◆ What the task asks: Please give the listing again in its entirety, exactly as written.

◆ Items:
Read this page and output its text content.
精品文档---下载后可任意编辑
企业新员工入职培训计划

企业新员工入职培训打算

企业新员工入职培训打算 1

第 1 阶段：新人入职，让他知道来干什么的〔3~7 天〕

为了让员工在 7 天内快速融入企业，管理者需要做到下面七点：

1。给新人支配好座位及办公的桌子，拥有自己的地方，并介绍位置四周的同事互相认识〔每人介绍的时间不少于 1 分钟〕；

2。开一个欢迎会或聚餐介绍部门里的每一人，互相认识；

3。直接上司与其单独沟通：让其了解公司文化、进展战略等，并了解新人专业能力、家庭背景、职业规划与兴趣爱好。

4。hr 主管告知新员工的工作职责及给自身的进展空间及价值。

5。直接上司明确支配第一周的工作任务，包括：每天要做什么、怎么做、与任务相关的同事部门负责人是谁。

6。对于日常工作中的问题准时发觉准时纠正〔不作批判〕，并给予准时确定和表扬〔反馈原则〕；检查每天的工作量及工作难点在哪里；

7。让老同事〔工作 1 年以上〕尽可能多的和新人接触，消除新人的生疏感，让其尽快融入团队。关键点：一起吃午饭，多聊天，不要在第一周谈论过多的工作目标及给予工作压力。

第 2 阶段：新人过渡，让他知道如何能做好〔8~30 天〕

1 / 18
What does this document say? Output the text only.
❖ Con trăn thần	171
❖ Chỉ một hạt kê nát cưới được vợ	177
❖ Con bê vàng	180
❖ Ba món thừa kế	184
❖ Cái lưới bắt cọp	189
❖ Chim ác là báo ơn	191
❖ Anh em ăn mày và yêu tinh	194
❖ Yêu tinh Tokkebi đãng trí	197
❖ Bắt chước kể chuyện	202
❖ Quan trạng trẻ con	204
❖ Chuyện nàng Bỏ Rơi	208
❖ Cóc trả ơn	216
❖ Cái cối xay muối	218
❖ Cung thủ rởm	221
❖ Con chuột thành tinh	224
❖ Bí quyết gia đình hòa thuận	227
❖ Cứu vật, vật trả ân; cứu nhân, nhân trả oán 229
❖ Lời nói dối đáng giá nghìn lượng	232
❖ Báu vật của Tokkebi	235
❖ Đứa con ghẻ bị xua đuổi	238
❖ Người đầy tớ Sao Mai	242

◆ Task output:
Read this page and output its text content.
精品文档---下载后可任意编辑
企业新员工入职培训计划

企业新员工入职培训打算

企业新员工入职培训打算 1

第 1 阶段：新人入职，让他知道来干什么的〔3~7 天〕

为了让员工在 7 天内快速融入企业，管理者需要做到下面七点：

1。给新人支配好座位及办公的桌子，拥有自己的地方，并介绍位置四周的同事互相认识〔每人介绍的时间不少于 1 分钟〕；

2。开一个欢迎会或聚餐介绍部门里的每一人，互相认识；

3。直接上司与其单独沟通：让其了解公司文化、进展战略等，并了解新人专业能力、家庭背景、职业规划与兴趣爱好。

4。hr 主管告知新员工的工作职责及给自身的进展空间及价值。

5。直接上司明确支配第一周的工作任务，包括：每天要做什么、怎么做、与任务相关的同事部门负责人是谁。

6。对于日常工作中的问题准时发觉准时纠正〔不作批判〕，并给予准时确定和表扬〔反馈原则〕；检查每天的工作量及工作难点在哪里；

7。让老同事〔工作 1 年以上〕尽可能多的和新人接触，消除新人的生疏感，让其尽快融入团队。关键点：一起吃午饭，多聊天，不要在第一周谈论过多的工作目标及给予工作压力。

第 2 阶段：新人过渡，让他知道如何能做好〔8~30 天〕

1 / 18
What does this document say? Output the text only.
❖ Con trăn thần	171
❖ Chỉ một hạt kê nát cưới được vợ	177
❖ Con bê vàng	180
❖ Ba món thừa kế	184
❖ Cái lưới bắt cọp	189
❖ Chim ác là báo ơn	191
❖ Anh em ăn mày và yêu tinh	194
❖ Yêu tinh Tokkebi đãng trí	197
❖ Bắt chước kể chuyện	202
❖ Quan trạng trẻ con	204
❖ Chuyện nàng Bỏ Rơi	208
❖ Cóc trả ơn	216
❖ Cái cối xay muối	218
❖ Cung thủ rởm	221
❖ Con chuột thành tinh	224
❖ Bí quyết gia đình hòa thuận	227
❖ Cứu vật, vật trả ân; cứu nhân, nhân trả oán 229
❖ Lời nói dối đáng giá nghìn lượng	232
❖ Báu vật của Tokkebi	235
❖ Đứa con ghẻ bị xua đuổi	238
❖ Người đầy tớ Sao Mai	242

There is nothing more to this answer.